== Objective ==
Search the material for the string "Edinburgh", then return every line where it is found.

== Records from a collection ==

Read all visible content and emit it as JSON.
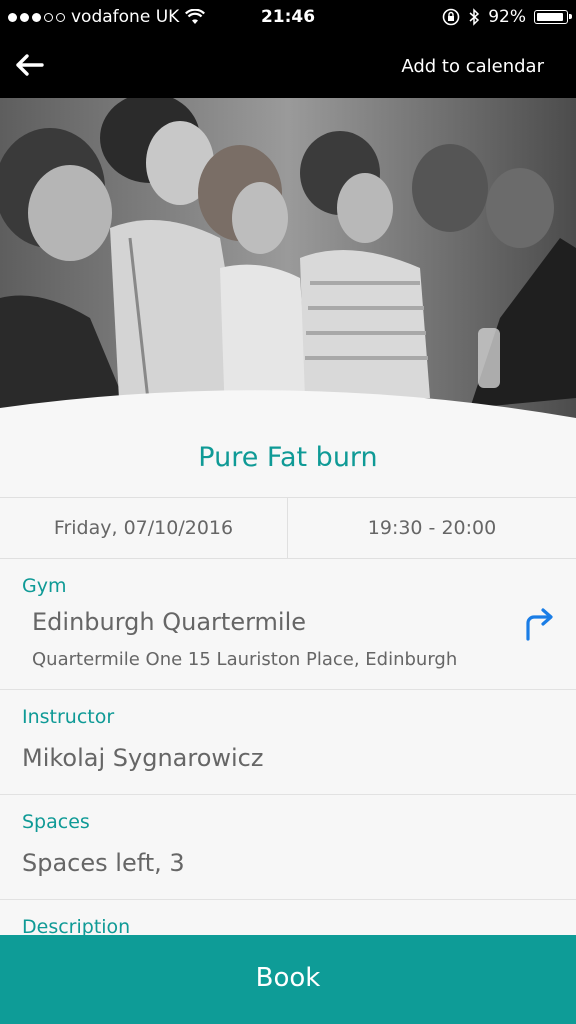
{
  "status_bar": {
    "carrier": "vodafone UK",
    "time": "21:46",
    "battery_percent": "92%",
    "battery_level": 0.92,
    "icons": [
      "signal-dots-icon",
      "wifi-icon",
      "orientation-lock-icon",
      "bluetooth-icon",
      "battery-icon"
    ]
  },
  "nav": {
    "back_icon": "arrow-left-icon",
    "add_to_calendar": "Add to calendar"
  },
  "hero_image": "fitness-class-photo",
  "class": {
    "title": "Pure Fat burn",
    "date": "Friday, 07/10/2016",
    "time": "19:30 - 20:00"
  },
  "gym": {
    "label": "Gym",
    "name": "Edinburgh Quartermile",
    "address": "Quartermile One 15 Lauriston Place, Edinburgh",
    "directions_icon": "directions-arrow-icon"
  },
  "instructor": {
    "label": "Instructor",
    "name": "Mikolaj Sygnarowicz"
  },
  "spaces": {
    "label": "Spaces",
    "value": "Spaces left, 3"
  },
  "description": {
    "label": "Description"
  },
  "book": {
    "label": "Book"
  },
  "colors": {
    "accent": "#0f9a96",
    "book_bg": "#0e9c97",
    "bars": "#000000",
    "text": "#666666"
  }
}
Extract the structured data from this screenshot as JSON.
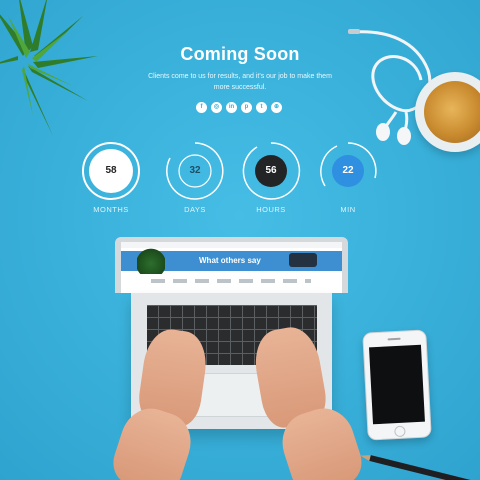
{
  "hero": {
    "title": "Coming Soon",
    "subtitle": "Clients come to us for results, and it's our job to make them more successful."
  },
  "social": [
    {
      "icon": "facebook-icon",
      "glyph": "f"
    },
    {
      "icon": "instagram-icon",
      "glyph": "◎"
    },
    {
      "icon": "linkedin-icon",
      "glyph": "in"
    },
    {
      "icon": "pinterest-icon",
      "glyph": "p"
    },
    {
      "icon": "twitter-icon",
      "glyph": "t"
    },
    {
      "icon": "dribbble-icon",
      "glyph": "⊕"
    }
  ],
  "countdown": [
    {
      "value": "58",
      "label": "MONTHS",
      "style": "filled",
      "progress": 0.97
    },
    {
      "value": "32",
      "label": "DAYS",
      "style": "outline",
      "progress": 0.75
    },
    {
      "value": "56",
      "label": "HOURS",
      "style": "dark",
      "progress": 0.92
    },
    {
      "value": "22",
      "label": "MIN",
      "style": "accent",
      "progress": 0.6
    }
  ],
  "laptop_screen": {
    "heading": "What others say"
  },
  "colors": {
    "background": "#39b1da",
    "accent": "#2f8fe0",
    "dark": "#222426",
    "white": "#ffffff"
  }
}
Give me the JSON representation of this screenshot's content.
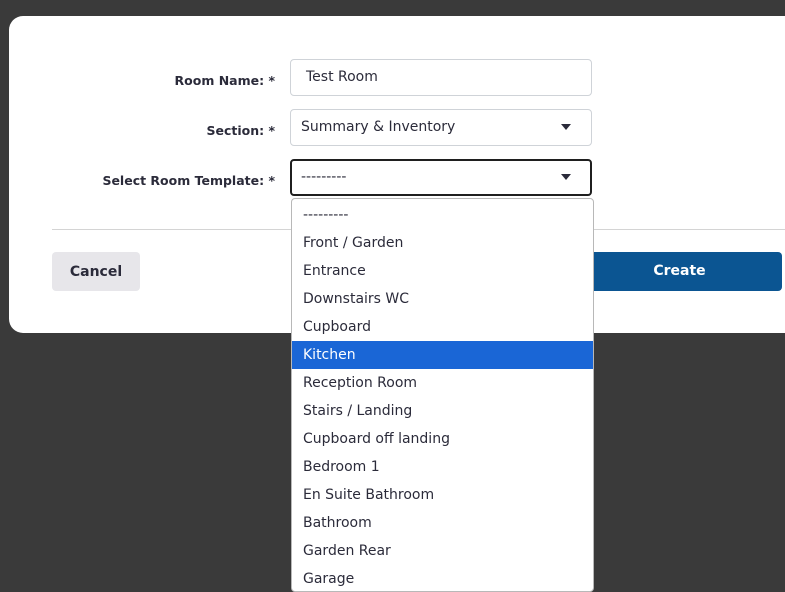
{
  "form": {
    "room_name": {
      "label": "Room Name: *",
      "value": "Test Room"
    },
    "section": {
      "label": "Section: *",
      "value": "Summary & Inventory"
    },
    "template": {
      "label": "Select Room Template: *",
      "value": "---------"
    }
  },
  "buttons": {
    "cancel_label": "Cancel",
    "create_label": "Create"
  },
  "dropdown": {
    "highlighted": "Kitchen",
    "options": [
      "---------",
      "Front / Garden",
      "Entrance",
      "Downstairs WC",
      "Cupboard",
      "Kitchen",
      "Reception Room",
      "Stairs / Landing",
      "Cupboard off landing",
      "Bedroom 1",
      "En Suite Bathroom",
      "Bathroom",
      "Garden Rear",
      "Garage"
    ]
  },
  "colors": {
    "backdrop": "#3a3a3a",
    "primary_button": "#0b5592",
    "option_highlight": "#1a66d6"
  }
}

== Result of the exercise ==
    "name": "Edinburgh Quartermile",
    "address": "Quartermile One 15 Lauriston Place, Edinburgh",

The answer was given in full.